■ PÁGINA:
^^^^
“Apertura del espíritu de diálogo como forma de encuentro”
Son muchos los países que están atravesando una fuerte crisis. A mi juicio, en parte propiciada por no concebir lo que se debe; y, para ello, tenemos las normas de lo que hay que hacer y de lo que hemos de evitar. Indudablemente, somos seres de raciocinio, de palabra y pensamiento, al mismo tiempo de hondura y pasiones, por eso es fundamental que entremos en razón. Tenemos voluntad para saber lo que queremos y lo que debemos evitar. Precisamente, esta ordenación del saber es lo que se llama regla o normativa. Una necesidad a considerar siempre y a cultivarla en todo instante. Justo, en estos momentos de divisiones (pensemos en lo que sucede en España con los grupos independentistas), la ley de leyes, o sea, la Constitución es nuestra garantía legal y el marco de convivencia. Lo mismo sucede con la Carta de las Naciones Unidas, el actual escenario mundial nos pone en alerta. Quizás hoy más que nunca nos corresponda defender estos ordenamientos jurídicos. Tampoco podemos actuar por capricho del gobierno de turno, máxime en una época en la que se vierte tanto odio, propagándose la venganza y la impunidad por doquier. Hay que poner en valor el estado de derecho y la dignidad humana. Lo decía en su tiempo, el inolvidable poeta español Ramón de Campoamor (1817-1901), “la libertad no consiste en hacer lo que se quiere, sino en hacer lo que se debe”, y cuánta conciencia hemos de tomar los humanos de esto, si en verdad no queremos destruirnos.
^^^^
■ LISTADO DEL EJERCICIO:
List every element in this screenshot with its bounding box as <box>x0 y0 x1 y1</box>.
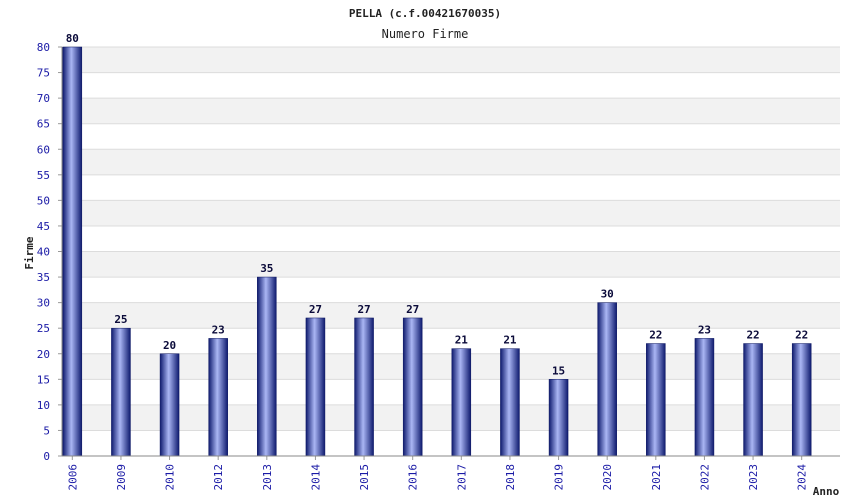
data-label-2015: 27 <box>357 303 370 316</box>
x-tick-label-2015: 2015 <box>358 464 371 491</box>
y-tick-label: 10 <box>37 399 50 412</box>
x-tick-label-2012: 2012 <box>212 464 225 491</box>
x-tick-label-2024: 2024 <box>796 464 809 491</box>
data-label-2016: 27 <box>406 303 419 316</box>
bar-2009 <box>111 327 131 457</box>
bar-2012 <box>208 338 228 457</box>
x-tick-label-2009: 2009 <box>115 464 128 491</box>
y-tick-label: 20 <box>37 348 50 361</box>
grid-band <box>62 47 840 73</box>
x-tick-label-2016: 2016 <box>407 464 420 491</box>
bar-2018 <box>500 348 520 457</box>
data-label-2023: 22 <box>746 329 759 342</box>
bar-2024 <box>791 343 812 457</box>
bar-2006 <box>62 46 83 457</box>
y-tick-label: 55 <box>37 169 50 182</box>
grid-band <box>62 200 840 226</box>
y-tick-label: 60 <box>37 143 50 156</box>
bar-2022 <box>694 338 715 457</box>
x-tick-label-2022: 2022 <box>698 464 711 491</box>
bar-2014 <box>305 317 326 457</box>
grid-band <box>62 149 840 175</box>
chart-title: PELLA (c.f.00421670035) <box>349 7 501 20</box>
x-tick-label-2023: 2023 <box>747 464 760 491</box>
data-label-2009: 25 <box>114 313 127 326</box>
data-label-2021: 22 <box>649 329 662 342</box>
x-tick-label-2014: 2014 <box>309 464 322 491</box>
x-tick-label-2020: 2020 <box>601 464 614 491</box>
bar-2019 <box>548 379 569 457</box>
data-label-2017: 21 <box>455 334 469 347</box>
bar-2021 <box>646 343 666 457</box>
y-tick-label: 65 <box>37 118 50 131</box>
bar-2010 <box>159 353 180 457</box>
x-tick-label-2010: 2010 <box>164 464 177 491</box>
data-label-2022: 23 <box>698 323 711 336</box>
data-label-2006: 80 <box>66 32 79 45</box>
x-axis-title: Anno <box>813 485 840 498</box>
data-label-2013: 35 <box>260 262 273 275</box>
data-label-2024: 22 <box>795 329 808 342</box>
x-tick-label-2018: 2018 <box>504 464 517 491</box>
data-label-2020: 30 <box>601 288 614 301</box>
grid-band <box>62 251 840 278</box>
bar-2023 <box>743 343 763 457</box>
y-tick-label: 70 <box>37 92 50 105</box>
y-tick-label: 75 <box>37 67 50 80</box>
y-tick-label: 15 <box>37 373 50 386</box>
data-label-2014: 27 <box>309 303 322 316</box>
y-tick-label: 5 <box>43 424 50 437</box>
y-tick-label: 50 <box>37 194 50 207</box>
y-tick-label: 35 <box>37 271 50 284</box>
x-tick-label-2019: 2019 <box>553 464 566 491</box>
x-tick-label-2006: 2006 <box>66 464 79 491</box>
data-label-2010: 20 <box>163 339 176 352</box>
data-label-2018: 21 <box>503 334 517 347</box>
y-tick-label: 80 <box>37 41 50 54</box>
bar-2016 <box>402 317 423 457</box>
x-tick-label-2021: 2021 <box>650 464 663 491</box>
bar-2013 <box>257 276 277 457</box>
y-axis-title: Firme <box>23 236 36 269</box>
data-label-2012: 23 <box>212 323 225 336</box>
y-tick-label: 40 <box>37 246 50 259</box>
bar-2015 <box>354 317 374 457</box>
bar-2017 <box>451 348 472 457</box>
y-tick-label: 30 <box>37 297 50 310</box>
bar-2020 <box>597 302 617 457</box>
grid-band <box>62 98 840 124</box>
y-tick-label: 45 <box>37 220 50 233</box>
grid-band <box>62 302 840 329</box>
chart-subtitle: Numero Firme <box>382 27 469 41</box>
x-tick-label-2017: 2017 <box>455 464 468 491</box>
x-tick-label-2013: 2013 <box>261 464 274 491</box>
y-tick-label: 0 <box>43 450 50 463</box>
y-tick-label: 25 <box>37 322 50 335</box>
data-label-2019: 15 <box>552 364 565 377</box>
^^^^
■ LISTA DE TAREAS:
(a) Según el texto sobre el espíritu de diálogo, ¿por qué es fundamental que «entremos en razón»? Responda en una a tres oraciones.
(b) En el listado, cambie «y-tick-label» por «etiqueta-eje-y» en todo lo que va desde la línea que contiene «data-label-2015: 27 <box>357» hasta la que contiene «bar-2018 <box>500 348 520 457</box>», ambas incluidas. Reproduzca únicamente esas líneas, sin ninguna otra modificación.

■ RESPUESTAS POR TAREA:
(a) Porque somos seres de raciocinio, de palabra y pensamiento, y al mismo tiempo de hondura y pasiones.

(b)
data-label-2015: 27 <box>357 303 370 316</box>
x-tick-label-2015: 2015 <box>358 464 371 491</box>
etiqueta-eje-y: 10 <box>37 399 50 412</box>
x-tick-label-2012: 2012 <box>212 464 225 491</box>
x-tick-label-2024: 2024 <box>796 464 809 491</box>
data-label-2016: 27 <box>406 303 419 316</box>
bar-2009 <box>111 327 131 457</box>
bar-2012 <box>208 338 228 457</box>
x-tick-label-2009: 2009 <box>115 464 128 491</box>
etiqueta-eje-y: 20 <box>37 348 50 361</box>
grid-band <box>62 47 840 73</box>
x-tick-label-2016: 2016 <box>407 464 420 491</box>
bar-2018 <box>500 348 520 457</box>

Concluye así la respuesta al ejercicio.